## What to work on
Copy out each line featuring the string "panel" from the entries beneath.

## Input for this task
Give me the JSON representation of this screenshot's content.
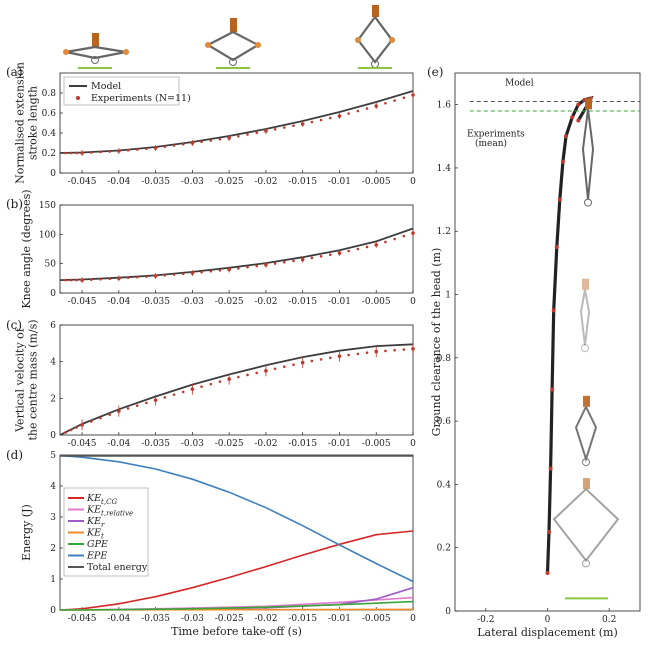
{
  "colors": {
    "model": "#3d3d3d",
    "experiment": "#c0392b",
    "ke_cg": "#d62728",
    "ke_relative": "#e07bd0",
    "ke_r": "#a05cc8",
    "ke_t": "#f28c28",
    "gpe": "#3aa63a",
    "epe": "#3b7fc0",
    "total": "#555555",
    "dash_model": "#555555",
    "dash_exp": "#3aa63a"
  },
  "icons": [
    "robot-crouched-icon",
    "robot-mid-icon",
    "robot-extended-icon",
    "robot-stages-icon",
    "ground-hatch-icon"
  ],
  "shared_x": {
    "xlim": [
      -0.048,
      0
    ],
    "ticks": [
      -0.045,
      -0.04,
      -0.035,
      -0.03,
      -0.025,
      -0.02,
      -0.015,
      -0.01,
      -0.005,
      0
    ],
    "tick_labels": [
      "-0.045",
      "-0.04",
      "-0.035",
      "-0.03",
      "-0.025",
      "-0.02",
      "-0.015",
      "-0.01",
      "-0.005",
      "0"
    ],
    "xlabel": "Time before take-off (s)"
  },
  "chart_data": [
    {
      "panel": "(a)",
      "type": "line",
      "ylabel_lines": [
        "Normalised extension",
        "stroke length"
      ],
      "ylim": [
        0,
        1
      ],
      "yticks": [
        0,
        0.2,
        0.4,
        0.6,
        0.8
      ],
      "ytick_labels": [
        "0",
        "0.2",
        "0.4",
        "0.6",
        "0.8"
      ],
      "legend": {
        "placement": "top-left",
        "entries": [
          "Model",
          "Experiments (N=11)"
        ]
      },
      "series": [
        {
          "name": "Model",
          "x": [
            -0.048,
            -0.045,
            -0.04,
            -0.035,
            -0.03,
            -0.025,
            -0.02,
            -0.015,
            -0.01,
            -0.005,
            0
          ],
          "y": [
            0.2,
            0.205,
            0.225,
            0.26,
            0.31,
            0.37,
            0.44,
            0.52,
            0.61,
            0.71,
            0.82
          ]
        },
        {
          "name": "Experiments (N=11)",
          "x": [
            -0.048,
            -0.045,
            -0.04,
            -0.035,
            -0.03,
            -0.025,
            -0.02,
            -0.015,
            -0.01,
            -0.005,
            0
          ],
          "y": [
            0.2,
            0.2,
            0.22,
            0.25,
            0.3,
            0.35,
            0.42,
            0.49,
            0.57,
            0.67,
            0.78
          ],
          "error": 0.03
        }
      ]
    },
    {
      "panel": "(b)",
      "type": "line",
      "ylabel_lines": [
        "Knee angle (degrees)"
      ],
      "ylim": [
        0,
        150
      ],
      "yticks": [
        0,
        50,
        100,
        150
      ],
      "ytick_labels": [
        "0",
        "50",
        "100",
        "150"
      ],
      "series": [
        {
          "name": "Model",
          "x": [
            -0.048,
            -0.045,
            -0.04,
            -0.035,
            -0.03,
            -0.025,
            -0.02,
            -0.015,
            -0.01,
            -0.005,
            0
          ],
          "y": [
            22,
            23,
            26,
            30,
            36,
            43,
            51,
            61,
            73,
            88,
            110
          ]
        },
        {
          "name": "Experiments (N=11)",
          "x": [
            -0.048,
            -0.045,
            -0.04,
            -0.035,
            -0.03,
            -0.025,
            -0.02,
            -0.015,
            -0.01,
            -0.005,
            0
          ],
          "y": [
            22,
            22,
            25,
            29,
            34,
            40,
            48,
            57,
            68,
            82,
            102
          ],
          "error": 5
        }
      ]
    },
    {
      "panel": "(c)",
      "type": "line",
      "ylabel_lines": [
        "Vertical velocity of",
        "the centre mass (m/s)"
      ],
      "ylim": [
        0,
        6
      ],
      "yticks": [
        0,
        2,
        4,
        6
      ],
      "ytick_labels": [
        "0",
        "2",
        "4",
        "6"
      ],
      "series": [
        {
          "name": "Model",
          "x": [
            -0.048,
            -0.045,
            -0.04,
            -0.035,
            -0.03,
            -0.025,
            -0.02,
            -0.015,
            -0.01,
            -0.005,
            0
          ],
          "y": [
            0,
            0.6,
            1.4,
            2.1,
            2.75,
            3.3,
            3.8,
            4.25,
            4.6,
            4.85,
            4.95
          ]
        },
        {
          "name": "Experiments (N=11)",
          "x": [
            -0.048,
            -0.045,
            -0.04,
            -0.035,
            -0.03,
            -0.025,
            -0.02,
            -0.015,
            -0.01,
            -0.005,
            0
          ],
          "y": [
            0,
            0.55,
            1.3,
            1.9,
            2.5,
            3.05,
            3.5,
            3.95,
            4.3,
            4.55,
            4.7
          ],
          "error": 0.3
        }
      ]
    },
    {
      "panel": "(d)",
      "type": "line",
      "ylabel_lines": [
        "Energy (J)"
      ],
      "ylim": [
        0,
        5
      ],
      "yticks": [
        0,
        1,
        2,
        3,
        4,
        5
      ],
      "ytick_labels": [
        "0",
        "1",
        "2",
        "3",
        "4",
        "5"
      ],
      "legend": {
        "placement": "left",
        "entries": [
          "KE_{t,CG}",
          "KE_{t,relative}",
          "KE_r",
          "KE_t",
          "GPE",
          "EPE",
          "Total energy"
        ]
      },
      "series": [
        {
          "name": "KE_{t,CG}",
          "x": [
            -0.048,
            -0.045,
            -0.04,
            -0.035,
            -0.03,
            -0.025,
            -0.02,
            -0.015,
            -0.01,
            -0.005,
            0
          ],
          "y": [
            0,
            0.04,
            0.2,
            0.43,
            0.72,
            1.05,
            1.4,
            1.77,
            2.12,
            2.43,
            2.55
          ]
        },
        {
          "name": "KE_{t,relative}",
          "x": [
            -0.048,
            -0.04,
            -0.03,
            -0.02,
            -0.01,
            0
          ],
          "y": [
            0,
            0.02,
            0.06,
            0.12,
            0.25,
            0.4
          ]
        },
        {
          "name": "KE_r",
          "x": [
            -0.048,
            -0.04,
            -0.03,
            -0.02,
            -0.01,
            -0.005,
            0
          ],
          "y": [
            0,
            0.01,
            0.03,
            0.07,
            0.18,
            0.35,
            0.72
          ]
        },
        {
          "name": "KE_t",
          "x": [
            -0.048,
            0
          ],
          "y": [
            0,
            0.02
          ]
        },
        {
          "name": "GPE",
          "x": [
            -0.048,
            -0.04,
            -0.03,
            -0.02,
            -0.01,
            0
          ],
          "y": [
            0,
            0.01,
            0.04,
            0.09,
            0.17,
            0.27
          ]
        },
        {
          "name": "EPE",
          "x": [
            -0.048,
            -0.045,
            -0.04,
            -0.035,
            -0.03,
            -0.025,
            -0.02,
            -0.015,
            -0.01,
            -0.005,
            0
          ],
          "y": [
            4.98,
            4.93,
            4.78,
            4.55,
            4.22,
            3.8,
            3.3,
            2.72,
            2.1,
            1.5,
            0.92
          ]
        },
        {
          "name": "Total energy",
          "x": [
            -0.048,
            0
          ],
          "y": [
            4.97,
            4.97
          ]
        }
      ]
    },
    {
      "panel": "(e)",
      "type": "line",
      "xlabel": "Lateral displacement (m)",
      "ylabel_lines": [
        "Ground clearance of the head (m)"
      ],
      "xlim": [
        -0.3,
        0.3
      ],
      "ylim": [
        0,
        1.7
      ],
      "xticks": [
        -0.2,
        0,
        0.2
      ],
      "xtick_labels": [
        "-0.2",
        "0",
        "0.2"
      ],
      "yticks": [
        0,
        0.2,
        0.4,
        0.6,
        0.8,
        1,
        1.2,
        1.4,
        1.6
      ],
      "ytick_labels": [
        "0",
        "0.2",
        "0.4",
        "0.6",
        "0.8",
        "1",
        "1.2",
        "1.4",
        "1.6"
      ],
      "annotations": [
        "Model",
        "Experiments",
        "(mean)"
      ],
      "reference_lines": [
        {
          "name": "Model",
          "y": 1.61
        },
        {
          "name": "Experiments (mean)",
          "y": 1.58
        }
      ],
      "series": [
        {
          "name": "head trajectory",
          "x": [
            0.0,
            0.005,
            0.01,
            0.015,
            0.02,
            0.03,
            0.04,
            0.05,
            0.06,
            0.08,
            0.1,
            0.12,
            0.14,
            0.13,
            0.1
          ],
          "y": [
            0.12,
            0.25,
            0.45,
            0.7,
            0.95,
            1.15,
            1.3,
            1.42,
            1.5,
            1.56,
            1.6,
            1.615,
            1.62,
            1.6,
            1.55
          ]
        }
      ]
    }
  ]
}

## Full solution
      "panel": "(a)",
      "panel": "(b)",
      "panel": "(c)",
      "panel": "(d)",
      "panel": "(e)",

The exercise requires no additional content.